▶ _EXERCISE DATA_:

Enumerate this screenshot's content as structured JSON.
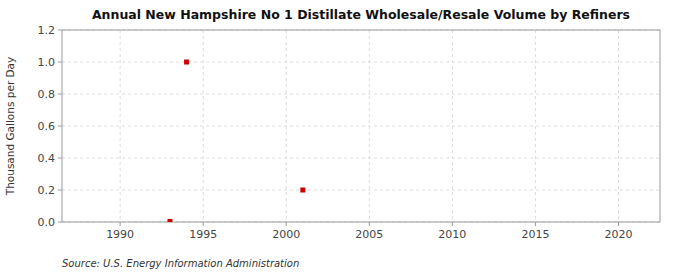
{
  "chart_data": {
    "type": "scatter",
    "title": "Annual New Hampshire No 1 Distillate Wholesale/Resale Volume by Refiners",
    "y_label": "Thousand Gallons per Day",
    "source": "Source: U.S. Energy Information Administration",
    "x": [
      1993,
      1994,
      2001
    ],
    "values": [
      0.003,
      1.0,
      0.2
    ],
    "color": "#cc0000",
    "marker": "square",
    "xlim": [
      1986.5,
      2022.5
    ],
    "ylim": [
      0.0,
      1.2
    ],
    "xticks": [
      1990,
      1995,
      2000,
      2005,
      2010,
      2015,
      2020
    ],
    "yticks": [
      {
        "value": 0.0,
        "label": "0.0"
      },
      0.2,
      0.4,
      0.6,
      0.8,
      {
        "value": 1.0,
        "label": "1.0"
      },
      1.2
    ],
    "grid": true
  }
}
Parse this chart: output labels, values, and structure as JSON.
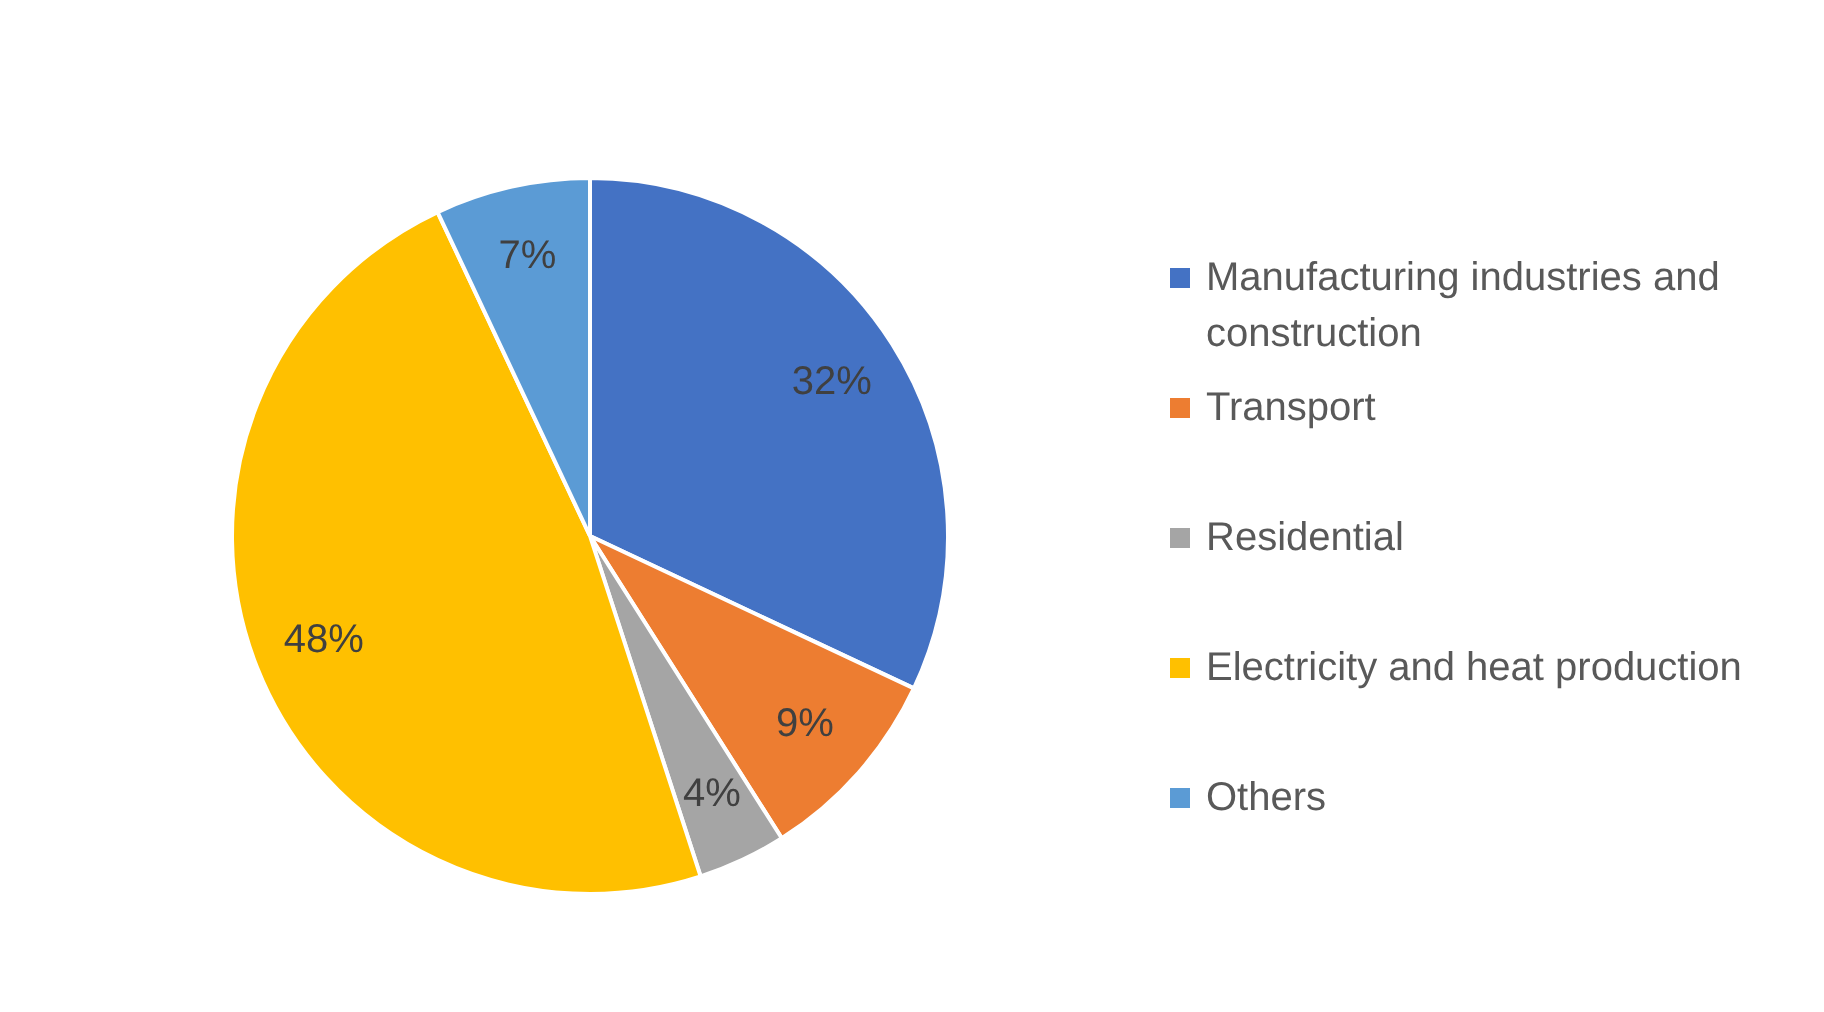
{
  "chart_data": {
    "type": "pie",
    "categories": [
      "Manufacturing industries and construction",
      "Transport",
      "Residential",
      "Electricity and heat production",
      "Others"
    ],
    "values": [
      32,
      9,
      4,
      48,
      7
    ],
    "colors": [
      "#4472c4",
      "#ed7d31",
      "#a5a5a5",
      "#ffc000",
      "#5b9bd5"
    ],
    "value_labels": [
      "32%",
      "9%",
      "4%",
      "48%",
      "7%"
    ],
    "legend": "right"
  }
}
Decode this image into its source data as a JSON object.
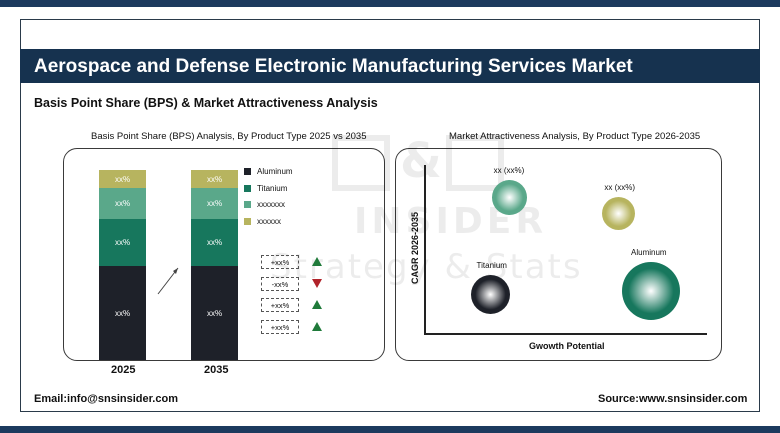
{
  "header": {
    "title": "Aerospace and Defense Electronic Manufacturing Services Market",
    "subtitle": "Basis Point Share (BPS) & Market Attractiveness Analysis"
  },
  "watermark": {
    "line1": "J&Q",
    "line2": "INSIDER",
    "line3": "Strategy & Stats"
  },
  "chart_data": [
    {
      "type": "bar",
      "title": "Basis Point Share (BPS) Analysis, By Product Type 2025 vs 2035",
      "categories": [
        "2025",
        "2035"
      ],
      "series": [
        {
          "name": "Aluminum",
          "color": "#1e2129",
          "share": [
            0.48,
            0.48
          ],
          "labels": [
            "xx%",
            "xx%"
          ]
        },
        {
          "name": "Titanium",
          "color": "#17775d",
          "share": [
            0.24,
            0.24
          ],
          "labels": [
            "xx%",
            "xx%"
          ]
        },
        {
          "name": "xxxxxxx",
          "color": "#5aa88a",
          "share": [
            0.16,
            0.16
          ],
          "labels": [
            "xx%",
            "xx%"
          ]
        },
        {
          "name": "xxxxxx",
          "color": "#b7b45f",
          "share": [
            0.09,
            0.09
          ],
          "labels": [
            "xx%",
            "xx%"
          ]
        }
      ],
      "changes": [
        {
          "label": "+xx%",
          "direction": "up"
        },
        {
          "label": "-xx%",
          "direction": "down"
        },
        {
          "label": "+xx%",
          "direction": "up"
        },
        {
          "label": "+xx%",
          "direction": "up"
        }
      ],
      "colors": {
        "up": "#1f7a3a",
        "down": "#b0232a"
      }
    },
    {
      "type": "scatter",
      "title": "Market Attractiveness Analysis, By Product Type 2026-2035",
      "xlabel": "Gwowth Potential",
      "ylabel": "CAGR 2026-2035",
      "points": [
        {
          "label": "xx (xx%)",
          "x": 0.3,
          "y": 0.82,
          "size": 0.6,
          "color": "#5aa88a"
        },
        {
          "label": "xx (xx%)",
          "x": 0.7,
          "y": 0.72,
          "size": 0.58,
          "color": "#b7b45f"
        },
        {
          "label": "Titanium",
          "x": 0.23,
          "y": 0.22,
          "size": 0.68,
          "color": "#1e2129"
        },
        {
          "label": "Aluminum",
          "x": 0.82,
          "y": 0.24,
          "size": 1.0,
          "color": "#17775d"
        }
      ]
    }
  ],
  "footer": {
    "email": "Email:info@snsinsider.com",
    "source": "Source:www.snsinsider.com"
  }
}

▶ _WHAT THIS TASK INVOLVES_:
Pictures in the records above should not be copied. Repeat everything else exactly.

▶ _CORRECT RESULT_:
Enumerate this screenshot's content as structured JSON.
{
  "chart_data": {
    "type": "scatter",
    "title": "Annual New Hampshire No 1 Distillate Wholesale/Resale Volume by Refiners",
    "y_label": "Thousand Gallons per Day",
    "source": "Source: U.S. Energy Information Administration",
    "x": [
      1993,
      1994,
      2001
    ],
    "values": [
      0.003,
      1.0,
      0.2
    ],
    "color": "#cc0000",
    "marker": "square",
    "xlim": [
      1986.5,
      2022.5
    ],
    "ylim": [
      0.0,
      1.2
    ],
    "xticks": [
      1990,
      1995,
      2000,
      2005,
      2010,
      2015,
      2020
    ],
    "yticks": [
      {
        "value": 0.0,
        "label": "0.0"
      },
      0.2,
      0.4,
      0.6,
      0.8,
      {
        "value": 1.0,
        "label": "1.0"
      },
      1.2
    ],
    "grid": true
  }
}
Parse this chart: output labels, values, and structure as JSON.
{
  "chart_data": {
    "type": "pie",
    "categories": [
      "Manufacturing industries and construction",
      "Transport",
      "Residential",
      "Electricity and heat production",
      "Others"
    ],
    "values": [
      32,
      9,
      4,
      48,
      7
    ],
    "colors": [
      "#4472c4",
      "#ed7d31",
      "#a5a5a5",
      "#ffc000",
      "#5b9bd5"
    ],
    "value_labels": [
      "32%",
      "9%",
      "4%",
      "48%",
      "7%"
    ],
    "legend": "right"
  }
}
Decode this image into its source data as a JSON object.
{
  "header": {
    "title": "Aerospace and Defense Electronic Manufacturing Services Market",
    "subtitle": "Basis Point Share (BPS) & Market Attractiveness Analysis"
  },
  "watermark": {
    "line1": "J&Q",
    "line2": "INSIDER",
    "line3": "Strategy & Stats"
  },
  "chart_data": [
    {
      "type": "bar",
      "title": "Basis Point Share (BPS) Analysis, By Product Type 2025 vs 2035",
      "categories": [
        "2025",
        "2035"
      ],
      "series": [
        {
          "name": "Aluminum",
          "color": "#1e2129",
          "share": [
            0.48,
            0.48
          ],
          "labels": [
            "xx%",
            "xx%"
          ]
        },
        {
          "name": "Titanium",
          "color": "#17775d",
          "share": [
            0.24,
            0.24
          ],
          "labels": [
            "xx%",
            "xx%"
          ]
        },
        {
          "name": "xxxxxxx",
          "color": "#5aa88a",
          "share": [
            0.16,
            0.16
          ],
          "labels": [
            "xx%",
            "xx%"
          ]
        },
        {
          "name": "xxxxxx",
          "color": "#b7b45f",
          "share": [
            0.09,
            0.09
          ],
          "labels": [
            "xx%",
            "xx%"
          ]
        }
      ],
      "changes": [
        {
          "label": "+xx%",
          "direction": "up"
        },
        {
          "label": "-xx%",
          "direction": "down"
        },
        {
          "label": "+xx%",
          "direction": "up"
        },
        {
          "label": "+xx%",
          "direction": "up"
        }
      ],
      "colors": {
        "up": "#1f7a3a",
        "down": "#b0232a"
      }
    },
    {
      "type": "scatter",
      "title": "Market Attractiveness Analysis, By Product Type 2026-2035",
      "xlabel": "Gwowth Potential",
      "ylabel": "CAGR 2026-2035",
      "points": [
        {
          "label": "xx (xx%)",
          "x": 0.3,
          "y": 0.82,
          "size": 0.6,
          "color": "#5aa88a"
        },
        {
          "label": "xx (xx%)",
          "x": 0.7,
          "y": 0.72,
          "size": 0.58,
          "color": "#b7b45f"
        },
        {
          "label": "Titanium",
          "x": 0.23,
          "y": 0.22,
          "size": 0.68,
          "color": "#1e2129"
        },
        {
          "label": "Aluminum",
          "x": 0.82,
          "y": 0.24,
          "size": 1.0,
          "color": "#17775d"
        }
      ]
    }
  ],
  "footer": {
    "email": "Email:info@snsinsider.com",
    "source": "Source:www.snsinsider.com"
  }
}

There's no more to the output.